**PROBLEM TO WORK ON:** In the data, extract each line that holds the string "name".
--- Begin INFORMATION GIVEN ---
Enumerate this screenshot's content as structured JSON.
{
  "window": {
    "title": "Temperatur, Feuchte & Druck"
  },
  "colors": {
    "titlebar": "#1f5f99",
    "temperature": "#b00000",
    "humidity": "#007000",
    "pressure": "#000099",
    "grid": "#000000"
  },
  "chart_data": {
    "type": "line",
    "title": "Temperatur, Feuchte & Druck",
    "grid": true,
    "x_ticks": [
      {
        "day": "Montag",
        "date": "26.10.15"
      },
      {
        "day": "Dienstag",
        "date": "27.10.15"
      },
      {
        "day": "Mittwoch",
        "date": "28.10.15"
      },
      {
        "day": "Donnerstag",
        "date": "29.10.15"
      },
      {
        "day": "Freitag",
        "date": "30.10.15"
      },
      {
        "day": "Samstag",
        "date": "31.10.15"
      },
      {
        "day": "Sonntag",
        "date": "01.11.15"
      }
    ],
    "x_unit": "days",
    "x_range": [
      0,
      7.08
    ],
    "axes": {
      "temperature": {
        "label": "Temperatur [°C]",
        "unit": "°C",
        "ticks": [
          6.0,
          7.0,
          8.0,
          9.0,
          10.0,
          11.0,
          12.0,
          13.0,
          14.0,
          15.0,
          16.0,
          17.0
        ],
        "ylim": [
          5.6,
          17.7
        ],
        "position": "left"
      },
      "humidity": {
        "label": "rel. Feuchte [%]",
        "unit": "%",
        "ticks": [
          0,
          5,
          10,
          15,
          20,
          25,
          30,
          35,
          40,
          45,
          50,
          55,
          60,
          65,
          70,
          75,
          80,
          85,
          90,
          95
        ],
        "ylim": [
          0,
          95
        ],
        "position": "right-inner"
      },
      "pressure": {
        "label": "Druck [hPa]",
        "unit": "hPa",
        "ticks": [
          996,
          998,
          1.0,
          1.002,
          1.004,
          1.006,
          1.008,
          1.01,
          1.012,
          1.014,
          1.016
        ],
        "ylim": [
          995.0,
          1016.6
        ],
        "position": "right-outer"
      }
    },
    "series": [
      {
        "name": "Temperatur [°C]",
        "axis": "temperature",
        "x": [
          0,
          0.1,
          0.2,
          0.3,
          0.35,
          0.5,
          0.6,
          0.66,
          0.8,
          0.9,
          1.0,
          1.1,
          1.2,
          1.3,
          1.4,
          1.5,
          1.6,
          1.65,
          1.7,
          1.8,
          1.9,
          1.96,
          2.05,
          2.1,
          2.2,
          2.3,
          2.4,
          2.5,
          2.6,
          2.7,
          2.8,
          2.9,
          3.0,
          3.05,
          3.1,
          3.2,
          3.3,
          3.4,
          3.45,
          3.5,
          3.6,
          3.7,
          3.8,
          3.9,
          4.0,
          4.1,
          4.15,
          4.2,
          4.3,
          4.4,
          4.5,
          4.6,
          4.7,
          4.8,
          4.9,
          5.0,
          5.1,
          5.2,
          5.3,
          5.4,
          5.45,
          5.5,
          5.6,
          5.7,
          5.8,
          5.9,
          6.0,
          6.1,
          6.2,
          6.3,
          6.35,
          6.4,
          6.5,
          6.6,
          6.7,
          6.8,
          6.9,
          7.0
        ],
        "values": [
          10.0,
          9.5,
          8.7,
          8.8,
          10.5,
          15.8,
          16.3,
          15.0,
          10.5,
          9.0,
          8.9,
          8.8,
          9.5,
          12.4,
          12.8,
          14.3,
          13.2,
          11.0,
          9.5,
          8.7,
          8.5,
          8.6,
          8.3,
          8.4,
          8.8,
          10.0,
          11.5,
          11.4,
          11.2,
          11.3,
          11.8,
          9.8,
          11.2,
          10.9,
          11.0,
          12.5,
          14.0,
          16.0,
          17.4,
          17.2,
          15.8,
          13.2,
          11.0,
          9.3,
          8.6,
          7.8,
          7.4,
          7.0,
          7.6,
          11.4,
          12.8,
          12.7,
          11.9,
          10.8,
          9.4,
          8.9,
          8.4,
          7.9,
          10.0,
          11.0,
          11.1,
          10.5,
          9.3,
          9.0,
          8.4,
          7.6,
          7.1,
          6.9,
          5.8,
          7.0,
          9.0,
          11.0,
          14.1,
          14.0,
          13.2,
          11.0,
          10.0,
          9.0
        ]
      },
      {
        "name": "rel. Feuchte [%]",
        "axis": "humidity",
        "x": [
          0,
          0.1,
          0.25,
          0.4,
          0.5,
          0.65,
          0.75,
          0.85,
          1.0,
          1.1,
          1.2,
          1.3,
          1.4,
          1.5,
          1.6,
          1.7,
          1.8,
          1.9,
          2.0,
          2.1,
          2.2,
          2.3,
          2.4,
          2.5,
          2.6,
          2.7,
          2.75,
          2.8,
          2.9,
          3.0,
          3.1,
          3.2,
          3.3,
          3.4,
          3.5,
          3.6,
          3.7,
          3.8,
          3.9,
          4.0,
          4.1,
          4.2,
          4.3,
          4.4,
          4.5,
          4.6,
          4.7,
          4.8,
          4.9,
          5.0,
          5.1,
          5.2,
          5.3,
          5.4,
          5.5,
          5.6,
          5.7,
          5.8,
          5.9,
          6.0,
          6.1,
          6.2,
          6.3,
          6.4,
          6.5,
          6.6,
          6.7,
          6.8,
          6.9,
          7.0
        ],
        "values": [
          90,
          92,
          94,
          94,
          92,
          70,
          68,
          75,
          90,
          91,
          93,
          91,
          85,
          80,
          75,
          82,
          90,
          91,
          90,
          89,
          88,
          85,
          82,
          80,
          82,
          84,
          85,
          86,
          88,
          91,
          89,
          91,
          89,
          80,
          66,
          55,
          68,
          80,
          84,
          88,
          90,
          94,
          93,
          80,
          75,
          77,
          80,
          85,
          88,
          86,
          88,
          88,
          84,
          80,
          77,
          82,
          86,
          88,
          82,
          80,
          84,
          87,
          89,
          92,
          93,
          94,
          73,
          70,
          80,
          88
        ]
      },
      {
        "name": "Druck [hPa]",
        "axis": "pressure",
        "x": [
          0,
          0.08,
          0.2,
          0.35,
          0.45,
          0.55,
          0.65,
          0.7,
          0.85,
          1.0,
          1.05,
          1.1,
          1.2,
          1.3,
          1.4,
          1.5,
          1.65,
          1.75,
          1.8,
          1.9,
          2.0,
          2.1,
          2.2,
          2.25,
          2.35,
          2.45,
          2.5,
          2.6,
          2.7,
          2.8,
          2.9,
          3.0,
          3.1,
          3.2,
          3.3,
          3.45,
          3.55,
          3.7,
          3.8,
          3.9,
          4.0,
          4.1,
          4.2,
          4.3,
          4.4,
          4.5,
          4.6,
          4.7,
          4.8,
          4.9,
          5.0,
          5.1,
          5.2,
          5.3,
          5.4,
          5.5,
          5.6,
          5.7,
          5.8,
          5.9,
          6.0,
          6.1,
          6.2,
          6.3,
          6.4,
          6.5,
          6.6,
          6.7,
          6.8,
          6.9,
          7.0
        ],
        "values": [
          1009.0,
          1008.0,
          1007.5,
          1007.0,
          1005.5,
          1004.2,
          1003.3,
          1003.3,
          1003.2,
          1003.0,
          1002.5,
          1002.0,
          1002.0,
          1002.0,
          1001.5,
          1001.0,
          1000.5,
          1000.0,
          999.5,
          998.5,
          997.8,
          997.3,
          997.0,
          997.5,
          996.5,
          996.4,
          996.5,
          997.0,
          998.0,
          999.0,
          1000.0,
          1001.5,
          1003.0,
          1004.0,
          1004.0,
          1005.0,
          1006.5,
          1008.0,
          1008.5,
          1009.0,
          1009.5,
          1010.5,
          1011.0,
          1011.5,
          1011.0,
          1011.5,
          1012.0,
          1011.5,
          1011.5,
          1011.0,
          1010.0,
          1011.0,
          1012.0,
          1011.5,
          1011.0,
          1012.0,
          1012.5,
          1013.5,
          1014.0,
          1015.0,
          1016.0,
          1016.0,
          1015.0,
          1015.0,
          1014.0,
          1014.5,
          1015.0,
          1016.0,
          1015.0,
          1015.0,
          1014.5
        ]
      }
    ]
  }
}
--- End INFORMATION GIVEN ---
**SOLUTION:**
        "name": "Temperatur [°C]",
        "name": "rel. Feuchte [%]",
        "name": "Druck [hPa]",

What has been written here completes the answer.